## EXERCISE MATERIAL
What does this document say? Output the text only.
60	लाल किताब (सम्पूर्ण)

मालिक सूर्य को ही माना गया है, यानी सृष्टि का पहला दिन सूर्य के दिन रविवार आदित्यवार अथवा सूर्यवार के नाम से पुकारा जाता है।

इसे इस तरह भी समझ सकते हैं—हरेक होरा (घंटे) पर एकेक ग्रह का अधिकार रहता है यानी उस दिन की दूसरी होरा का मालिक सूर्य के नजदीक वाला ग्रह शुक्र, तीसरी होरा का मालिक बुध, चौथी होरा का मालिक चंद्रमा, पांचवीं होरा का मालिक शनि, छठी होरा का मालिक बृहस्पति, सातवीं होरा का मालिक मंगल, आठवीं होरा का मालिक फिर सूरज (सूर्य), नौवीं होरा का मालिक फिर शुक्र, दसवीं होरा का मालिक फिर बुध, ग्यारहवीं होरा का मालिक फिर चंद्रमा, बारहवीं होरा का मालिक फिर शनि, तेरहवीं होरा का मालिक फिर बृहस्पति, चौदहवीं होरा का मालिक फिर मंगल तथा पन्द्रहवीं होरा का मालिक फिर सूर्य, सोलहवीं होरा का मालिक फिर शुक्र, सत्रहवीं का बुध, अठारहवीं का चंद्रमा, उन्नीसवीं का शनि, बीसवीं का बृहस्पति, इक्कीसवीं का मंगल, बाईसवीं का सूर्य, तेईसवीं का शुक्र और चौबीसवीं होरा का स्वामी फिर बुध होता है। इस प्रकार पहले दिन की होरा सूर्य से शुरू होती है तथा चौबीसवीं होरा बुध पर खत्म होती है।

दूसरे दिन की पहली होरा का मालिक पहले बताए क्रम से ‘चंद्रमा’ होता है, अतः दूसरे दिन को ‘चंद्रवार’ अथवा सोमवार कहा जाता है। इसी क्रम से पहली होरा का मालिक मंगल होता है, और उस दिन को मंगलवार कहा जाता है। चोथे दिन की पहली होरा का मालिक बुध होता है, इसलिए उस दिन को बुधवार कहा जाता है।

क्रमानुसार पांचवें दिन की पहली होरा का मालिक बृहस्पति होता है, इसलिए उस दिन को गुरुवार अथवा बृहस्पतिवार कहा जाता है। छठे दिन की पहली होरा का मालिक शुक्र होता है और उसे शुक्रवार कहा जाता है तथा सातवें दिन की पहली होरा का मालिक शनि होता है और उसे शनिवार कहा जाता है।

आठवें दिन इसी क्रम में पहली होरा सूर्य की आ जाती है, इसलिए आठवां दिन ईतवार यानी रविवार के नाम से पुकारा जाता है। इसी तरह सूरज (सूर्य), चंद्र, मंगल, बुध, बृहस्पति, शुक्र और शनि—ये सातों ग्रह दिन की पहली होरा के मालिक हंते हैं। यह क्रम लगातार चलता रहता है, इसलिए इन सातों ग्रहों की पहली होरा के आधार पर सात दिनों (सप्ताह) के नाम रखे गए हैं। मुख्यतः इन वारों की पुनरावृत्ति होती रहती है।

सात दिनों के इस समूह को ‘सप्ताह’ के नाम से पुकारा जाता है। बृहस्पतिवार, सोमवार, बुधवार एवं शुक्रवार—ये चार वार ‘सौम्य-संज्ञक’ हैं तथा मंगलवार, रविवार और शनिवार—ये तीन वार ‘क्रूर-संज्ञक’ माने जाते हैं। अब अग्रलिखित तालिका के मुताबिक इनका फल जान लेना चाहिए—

## WRITTEN TASK
Copy out the data shown above without altering anything.

## SOLUTION TO THIS TASK
What does this document say? Output the text only.
60	लाल किताब (सम्पूर्ण)

मालिक सूर्य को ही माना गया है, यानी सृष्टि का पहला दिन सूर्य के दिन रविवार आदित्यवार अथवा सूर्यवार के नाम से पुकारा जाता है।

इसे इस तरह भी समझ सकते हैं—हरेक होरा (घंटे) पर एकेक ग्रह का अधिकार रहता है यानी उस दिन की दूसरी होरा का मालिक सूर्य के नजदीक वाला ग्रह शुक्र, तीसरी होरा का मालिक बुध, चौथी होरा का मालिक चंद्रमा, पांचवीं होरा का मालिक शनि, छठी होरा का मालिक बृहस्पति, सातवीं होरा का मालिक मंगल, आठवीं होरा का मालिक फिर सूरज (सूर्य), नौवीं होरा का मालिक फिर शुक्र, दसवीं होरा का मालिक फिर बुध, ग्यारहवीं होरा का मालिक फिर चंद्रमा, बारहवीं होरा का मालिक फिर शनि, तेरहवीं होरा का मालिक फिर बृहस्पति, चौदहवीं होरा का मालिक फिर मंगल तथा पन्द्रहवीं होरा का मालिक फिर सूर्य, सोलहवीं होरा का मालिक फिर शुक्र, सत्रहवीं का बुध, अठारहवीं का चंद्रमा, उन्नीसवीं का शनि, बीसवीं का बृहस्पति, इक्कीसवीं का मंगल, बाईसवीं का सूर्य, तेईसवीं का शुक्र और चौबीसवीं होरा का स्वामी फिर बुध होता है। इस प्रकार पहले दिन की होरा सूर्य से शुरू होती है तथा चौबीसवीं होरा बुध पर खत्म होती है।

दूसरे दिन की पहली होरा का मालिक पहले बताए क्रम से ‘चंद्रमा’ होता है, अतः दूसरे दिन को ‘चंद्रवार’ अथवा सोमवार कहा जाता है। इसी क्रम से पहली होरा का मालिक मंगल होता है, और उस दिन को मंगलवार कहा जाता है। चोथे दिन की पहली होरा का मालिक बुध होता है, इसलिए उस दिन को बुधवार कहा जाता है।

क्रमानुसार पांचवें दिन की पहली होरा का मालिक बृहस्पति होता है, इसलिए उस दिन को गुरुवार अथवा बृहस्पतिवार कहा जाता है। छठे दिन की पहली होरा का मालिक शुक्र होता है और उसे शुक्रवार कहा जाता है तथा सातवें दिन की पहली होरा का मालिक शनि होता है और उसे शनिवार कहा जाता है।

आठवें दिन इसी क्रम में पहली होरा सूर्य की आ जाती है, इसलिए आठवां दिन ईतवार यानी रविवार के नाम से पुकारा जाता है। इसी तरह सूरज (सूर्य), चंद्र, मंगल, बुध, बृहस्पति, शुक्र और शनि—ये सातों ग्रह दिन की पहली होरा के मालिक हंते हैं। यह क्रम लगातार चलता रहता है, इसलिए इन सातों ग्रहों की पहली होरा के आधार पर सात दिनों (सप्ताह) के नाम रखे गए हैं। मुख्यतः इन वारों की पुनरावृत्ति होती रहती है।

सात दिनों के इस समूह को ‘सप्ताह’ के नाम से पुकारा जाता है। बृहस्पतिवार, सोमवार, बुधवार एवं शुक्रवार—ये चार वार ‘सौम्य-संज्ञक’ हैं तथा मंगलवार, रविवार और शनिवार—ये तीन वार ‘क्रूर-संज्ञक’ माने जाते हैं। अब अग्रलिखित तालिका के मुताबिक इनका फल जान लेना चाहिए—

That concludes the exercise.